--- BEGIN Data in this exercise ---
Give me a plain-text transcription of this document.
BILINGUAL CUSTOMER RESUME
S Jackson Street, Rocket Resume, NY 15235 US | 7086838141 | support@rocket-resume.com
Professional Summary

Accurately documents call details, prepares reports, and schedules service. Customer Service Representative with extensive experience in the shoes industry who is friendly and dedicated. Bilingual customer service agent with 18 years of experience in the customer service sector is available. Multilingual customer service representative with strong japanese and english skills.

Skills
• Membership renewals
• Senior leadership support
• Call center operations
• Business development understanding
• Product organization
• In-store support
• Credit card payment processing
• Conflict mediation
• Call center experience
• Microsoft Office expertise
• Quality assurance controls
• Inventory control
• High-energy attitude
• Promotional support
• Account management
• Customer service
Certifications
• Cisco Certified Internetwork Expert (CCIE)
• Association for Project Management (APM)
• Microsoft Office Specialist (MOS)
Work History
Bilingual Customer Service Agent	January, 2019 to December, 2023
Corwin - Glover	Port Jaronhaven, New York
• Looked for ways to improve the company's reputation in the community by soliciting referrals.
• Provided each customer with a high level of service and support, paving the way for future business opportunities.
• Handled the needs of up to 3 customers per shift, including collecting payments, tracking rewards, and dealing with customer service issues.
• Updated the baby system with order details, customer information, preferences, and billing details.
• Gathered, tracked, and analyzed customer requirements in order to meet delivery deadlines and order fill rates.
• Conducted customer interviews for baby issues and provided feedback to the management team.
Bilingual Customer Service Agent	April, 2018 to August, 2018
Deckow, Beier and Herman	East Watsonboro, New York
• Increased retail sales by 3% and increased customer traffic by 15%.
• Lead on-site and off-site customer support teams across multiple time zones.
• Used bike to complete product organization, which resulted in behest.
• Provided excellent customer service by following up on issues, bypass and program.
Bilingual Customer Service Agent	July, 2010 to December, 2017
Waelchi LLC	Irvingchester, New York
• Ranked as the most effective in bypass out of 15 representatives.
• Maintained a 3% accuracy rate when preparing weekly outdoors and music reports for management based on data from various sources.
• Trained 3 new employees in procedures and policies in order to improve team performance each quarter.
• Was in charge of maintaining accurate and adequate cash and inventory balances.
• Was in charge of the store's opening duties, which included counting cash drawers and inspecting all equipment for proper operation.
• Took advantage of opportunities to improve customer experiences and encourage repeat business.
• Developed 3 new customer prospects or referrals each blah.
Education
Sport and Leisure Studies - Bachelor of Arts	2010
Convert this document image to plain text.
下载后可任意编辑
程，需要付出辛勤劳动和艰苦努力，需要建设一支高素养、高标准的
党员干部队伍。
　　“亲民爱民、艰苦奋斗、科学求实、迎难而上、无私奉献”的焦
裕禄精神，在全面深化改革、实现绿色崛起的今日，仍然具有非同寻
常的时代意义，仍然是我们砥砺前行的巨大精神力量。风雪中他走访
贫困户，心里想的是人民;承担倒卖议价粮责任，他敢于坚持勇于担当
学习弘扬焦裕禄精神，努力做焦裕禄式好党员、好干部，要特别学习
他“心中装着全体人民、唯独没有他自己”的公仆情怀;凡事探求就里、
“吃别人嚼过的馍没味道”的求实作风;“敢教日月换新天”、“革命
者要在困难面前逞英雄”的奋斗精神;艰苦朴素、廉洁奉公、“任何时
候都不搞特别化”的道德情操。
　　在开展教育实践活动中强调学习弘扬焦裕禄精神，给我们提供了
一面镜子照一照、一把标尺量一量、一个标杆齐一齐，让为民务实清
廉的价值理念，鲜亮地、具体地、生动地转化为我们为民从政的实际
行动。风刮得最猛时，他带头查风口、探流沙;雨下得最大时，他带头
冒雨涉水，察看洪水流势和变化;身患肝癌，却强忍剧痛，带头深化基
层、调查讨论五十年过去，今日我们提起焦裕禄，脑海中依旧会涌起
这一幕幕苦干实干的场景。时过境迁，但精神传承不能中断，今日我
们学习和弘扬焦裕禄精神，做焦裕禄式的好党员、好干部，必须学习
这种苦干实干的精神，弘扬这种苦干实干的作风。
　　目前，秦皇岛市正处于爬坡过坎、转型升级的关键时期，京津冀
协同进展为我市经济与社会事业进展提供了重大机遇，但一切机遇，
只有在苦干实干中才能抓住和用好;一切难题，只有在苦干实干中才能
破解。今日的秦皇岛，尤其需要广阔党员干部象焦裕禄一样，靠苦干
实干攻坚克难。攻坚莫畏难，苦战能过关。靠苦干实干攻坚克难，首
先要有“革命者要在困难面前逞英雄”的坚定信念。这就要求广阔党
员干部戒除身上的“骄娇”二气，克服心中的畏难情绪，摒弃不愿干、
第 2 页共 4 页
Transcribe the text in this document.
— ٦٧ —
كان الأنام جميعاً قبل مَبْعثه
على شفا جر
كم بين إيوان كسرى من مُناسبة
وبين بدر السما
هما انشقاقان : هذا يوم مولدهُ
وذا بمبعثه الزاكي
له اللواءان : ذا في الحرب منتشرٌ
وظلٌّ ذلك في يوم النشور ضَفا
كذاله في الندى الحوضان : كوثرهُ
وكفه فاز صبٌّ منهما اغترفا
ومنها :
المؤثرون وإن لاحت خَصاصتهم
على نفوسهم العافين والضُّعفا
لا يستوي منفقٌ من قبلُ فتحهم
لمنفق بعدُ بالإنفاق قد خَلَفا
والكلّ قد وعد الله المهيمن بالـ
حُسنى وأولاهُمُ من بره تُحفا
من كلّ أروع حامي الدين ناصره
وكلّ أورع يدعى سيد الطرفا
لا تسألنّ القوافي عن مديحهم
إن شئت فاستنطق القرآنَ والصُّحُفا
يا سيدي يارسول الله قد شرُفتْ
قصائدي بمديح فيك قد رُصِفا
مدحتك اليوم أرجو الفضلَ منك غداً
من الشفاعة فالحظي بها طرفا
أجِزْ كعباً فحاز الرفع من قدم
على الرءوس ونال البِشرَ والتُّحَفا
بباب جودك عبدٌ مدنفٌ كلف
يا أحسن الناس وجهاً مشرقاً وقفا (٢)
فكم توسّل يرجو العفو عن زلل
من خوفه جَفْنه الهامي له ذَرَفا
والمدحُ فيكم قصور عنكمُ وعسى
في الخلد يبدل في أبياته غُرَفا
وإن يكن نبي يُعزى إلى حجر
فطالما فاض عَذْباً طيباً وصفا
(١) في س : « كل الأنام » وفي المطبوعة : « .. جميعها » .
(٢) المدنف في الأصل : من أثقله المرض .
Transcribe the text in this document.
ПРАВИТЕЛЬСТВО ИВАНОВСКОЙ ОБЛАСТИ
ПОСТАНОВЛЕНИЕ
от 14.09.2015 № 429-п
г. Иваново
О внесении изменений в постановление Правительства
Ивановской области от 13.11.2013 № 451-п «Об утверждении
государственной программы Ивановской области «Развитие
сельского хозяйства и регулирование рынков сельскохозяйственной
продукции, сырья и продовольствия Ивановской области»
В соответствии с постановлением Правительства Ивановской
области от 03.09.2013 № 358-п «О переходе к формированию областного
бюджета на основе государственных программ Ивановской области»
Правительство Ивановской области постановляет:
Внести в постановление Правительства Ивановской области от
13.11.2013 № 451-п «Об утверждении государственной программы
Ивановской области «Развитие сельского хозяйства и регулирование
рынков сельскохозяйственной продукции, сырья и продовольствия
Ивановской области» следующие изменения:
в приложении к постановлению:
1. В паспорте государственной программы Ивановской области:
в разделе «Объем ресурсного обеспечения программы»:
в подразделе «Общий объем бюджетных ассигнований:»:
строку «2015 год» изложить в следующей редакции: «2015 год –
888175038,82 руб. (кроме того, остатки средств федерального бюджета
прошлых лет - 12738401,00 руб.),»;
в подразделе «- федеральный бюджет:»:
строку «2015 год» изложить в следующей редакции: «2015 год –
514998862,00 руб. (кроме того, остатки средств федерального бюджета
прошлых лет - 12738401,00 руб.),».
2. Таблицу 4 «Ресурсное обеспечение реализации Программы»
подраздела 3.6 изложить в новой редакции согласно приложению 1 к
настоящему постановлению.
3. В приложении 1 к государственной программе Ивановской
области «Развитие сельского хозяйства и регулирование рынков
--- END Data in this exercise ---
### Problem requirements
Scan the records above for the string "рынков", then select every line that holds it.

### Response to the exercise
сельского хозяйства и регулирование рынков сельскохозяйственной
рынков сельскохозяйственной продукции, сырья и продовольствия
области «Развитие сельского хозяйства и регулирование рынков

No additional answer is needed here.